▸ **The request**
Leaving out the pictures, retype all the material exactly.

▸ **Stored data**
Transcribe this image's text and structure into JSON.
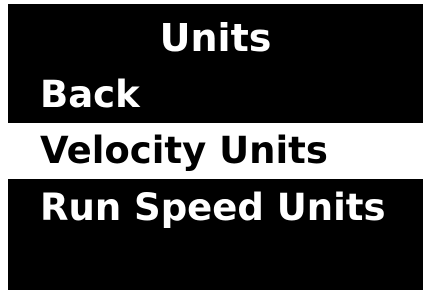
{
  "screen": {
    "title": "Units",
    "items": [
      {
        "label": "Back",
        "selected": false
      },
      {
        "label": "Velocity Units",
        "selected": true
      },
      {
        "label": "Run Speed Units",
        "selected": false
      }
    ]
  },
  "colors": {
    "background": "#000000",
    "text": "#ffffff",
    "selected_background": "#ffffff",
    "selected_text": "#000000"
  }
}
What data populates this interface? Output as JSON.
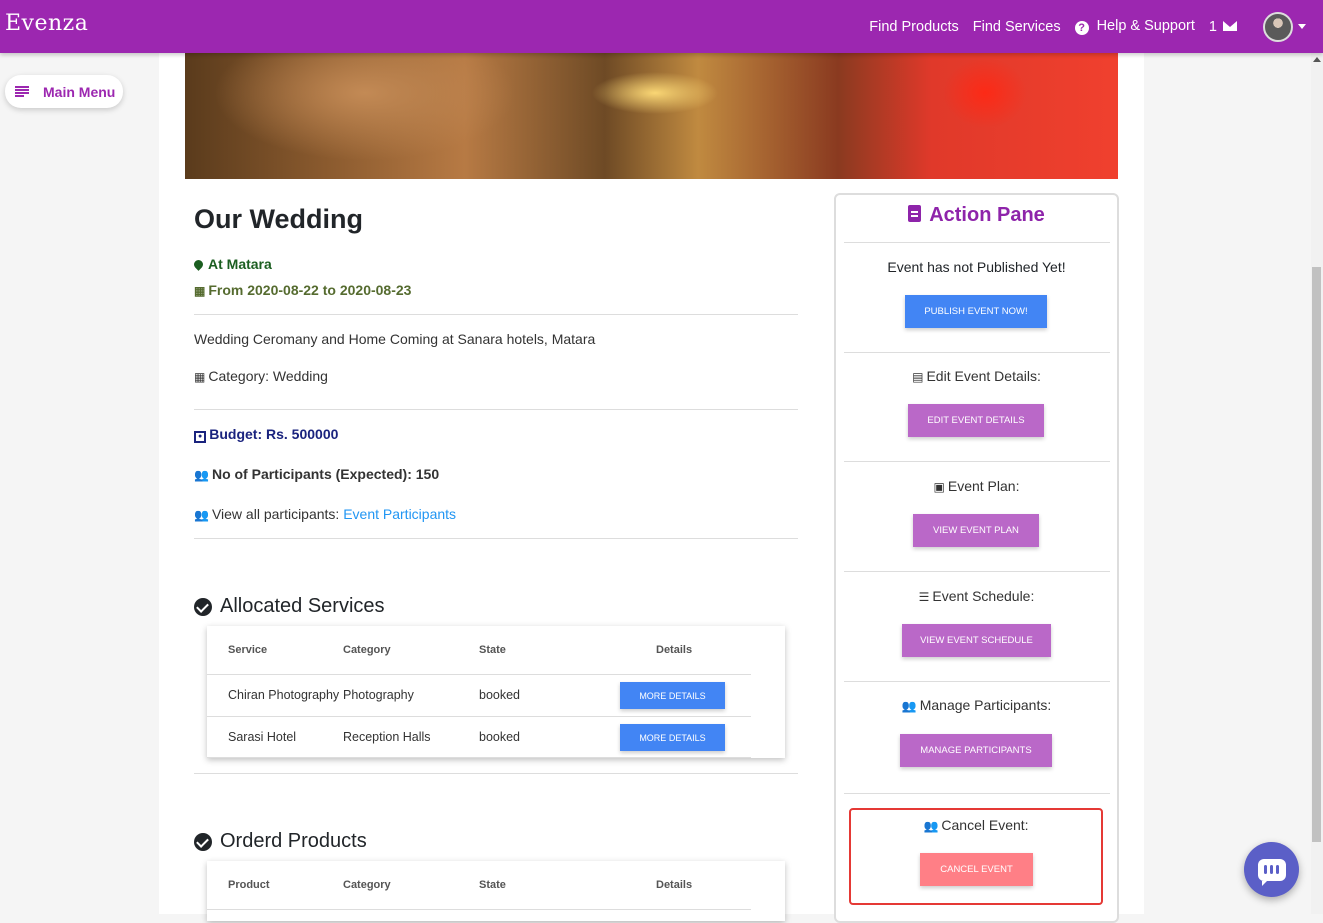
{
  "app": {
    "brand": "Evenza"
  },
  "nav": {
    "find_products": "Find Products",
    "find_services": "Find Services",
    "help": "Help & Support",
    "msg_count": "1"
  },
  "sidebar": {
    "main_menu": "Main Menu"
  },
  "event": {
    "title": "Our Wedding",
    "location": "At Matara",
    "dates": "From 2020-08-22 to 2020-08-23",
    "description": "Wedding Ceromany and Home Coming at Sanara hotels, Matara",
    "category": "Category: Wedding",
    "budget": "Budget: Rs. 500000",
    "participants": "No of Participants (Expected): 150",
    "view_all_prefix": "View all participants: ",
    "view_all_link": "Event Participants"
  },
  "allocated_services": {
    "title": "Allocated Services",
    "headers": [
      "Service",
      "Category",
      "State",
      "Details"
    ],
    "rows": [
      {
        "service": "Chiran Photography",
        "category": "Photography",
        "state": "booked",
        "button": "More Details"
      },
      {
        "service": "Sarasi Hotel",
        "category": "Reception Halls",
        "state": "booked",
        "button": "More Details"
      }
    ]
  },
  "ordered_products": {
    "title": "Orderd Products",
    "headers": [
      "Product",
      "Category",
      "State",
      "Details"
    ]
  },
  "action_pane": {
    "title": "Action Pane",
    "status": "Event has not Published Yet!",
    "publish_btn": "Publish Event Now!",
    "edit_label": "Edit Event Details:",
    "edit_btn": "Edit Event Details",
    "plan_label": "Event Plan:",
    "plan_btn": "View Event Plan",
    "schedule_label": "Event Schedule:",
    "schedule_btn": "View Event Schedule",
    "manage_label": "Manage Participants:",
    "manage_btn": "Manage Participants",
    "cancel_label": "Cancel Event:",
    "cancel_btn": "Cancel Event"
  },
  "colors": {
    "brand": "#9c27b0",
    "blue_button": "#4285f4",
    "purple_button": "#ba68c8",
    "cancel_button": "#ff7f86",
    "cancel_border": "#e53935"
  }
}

▸ **Solution to this exercise**
Transcribe this image's text and structure into JSON.
{
  "screen": {
    "title": "Units",
    "items": [
      {
        "label": "Back",
        "selected": false
      },
      {
        "label": "Velocity Units",
        "selected": true
      },
      {
        "label": "Run Speed Units",
        "selected": false
      }
    ]
  },
  "colors": {
    "background": "#000000",
    "text": "#ffffff",
    "selected_background": "#ffffff",
    "selected_text": "#000000"
  }
}
What data populates this interface? Output as JSON.
{
  "app": {
    "brand": "Evenza"
  },
  "nav": {
    "find_products": "Find Products",
    "find_services": "Find Services",
    "help": "Help & Support",
    "msg_count": "1"
  },
  "sidebar": {
    "main_menu": "Main Menu"
  },
  "event": {
    "title": "Our Wedding",
    "location": "At Matara",
    "dates": "From 2020-08-22 to 2020-08-23",
    "description": "Wedding Ceromany and Home Coming at Sanara hotels, Matara",
    "category": "Category: Wedding",
    "budget": "Budget: Rs. 500000",
    "participants": "No of Participants (Expected): 150",
    "view_all_prefix": "View all participants: ",
    "view_all_link": "Event Participants"
  },
  "allocated_services": {
    "title": "Allocated Services",
    "headers": [
      "Service",
      "Category",
      "State",
      "Details"
    ],
    "rows": [
      {
        "service": "Chiran Photography",
        "category": "Photography",
        "state": "booked",
        "button": "More Details"
      },
      {
        "service": "Sarasi Hotel",
        "category": "Reception Halls",
        "state": "booked",
        "button": "More Details"
      }
    ]
  },
  "ordered_products": {
    "title": "Orderd Products",
    "headers": [
      "Product",
      "Category",
      "State",
      "Details"
    ]
  },
  "action_pane": {
    "title": "Action Pane",
    "status": "Event has not Published Yet!",
    "publish_btn": "Publish Event Now!",
    "edit_label": "Edit Event Details:",
    "edit_btn": "Edit Event Details",
    "plan_label": "Event Plan:",
    "plan_btn": "View Event Plan",
    "schedule_label": "Event Schedule:",
    "schedule_btn": "View Event Schedule",
    "manage_label": "Manage Participants:",
    "manage_btn": "Manage Participants",
    "cancel_label": "Cancel Event:",
    "cancel_btn": "Cancel Event"
  },
  "colors": {
    "brand": "#9c27b0",
    "blue_button": "#4285f4",
    "purple_button": "#ba68c8",
    "cancel_button": "#ff7f86",
    "cancel_border": "#e53935"
  }
}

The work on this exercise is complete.